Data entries
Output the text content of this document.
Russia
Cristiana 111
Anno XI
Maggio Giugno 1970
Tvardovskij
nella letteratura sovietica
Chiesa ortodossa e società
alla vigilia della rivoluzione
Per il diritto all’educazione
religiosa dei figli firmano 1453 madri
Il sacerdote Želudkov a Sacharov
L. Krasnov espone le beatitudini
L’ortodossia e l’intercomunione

(STATED TASK):
All of the data must be returned exactly.

(TASK OUTPUT):
Output the text content of this document.
Russia
Cristiana 111
Anno XI
Maggio Giugno 1970
Tvardovskij
nella letteratura sovietica
Chiesa ortodossa e società
alla vigilia della rivoluzione
Per il diritto all’educazione
religiosa dei figli firmano 1453 madri
Il sacerdote Želudkov a Sacharov
L. Krasnov espone le beatitudini
L’ortodossia e l’intercomunione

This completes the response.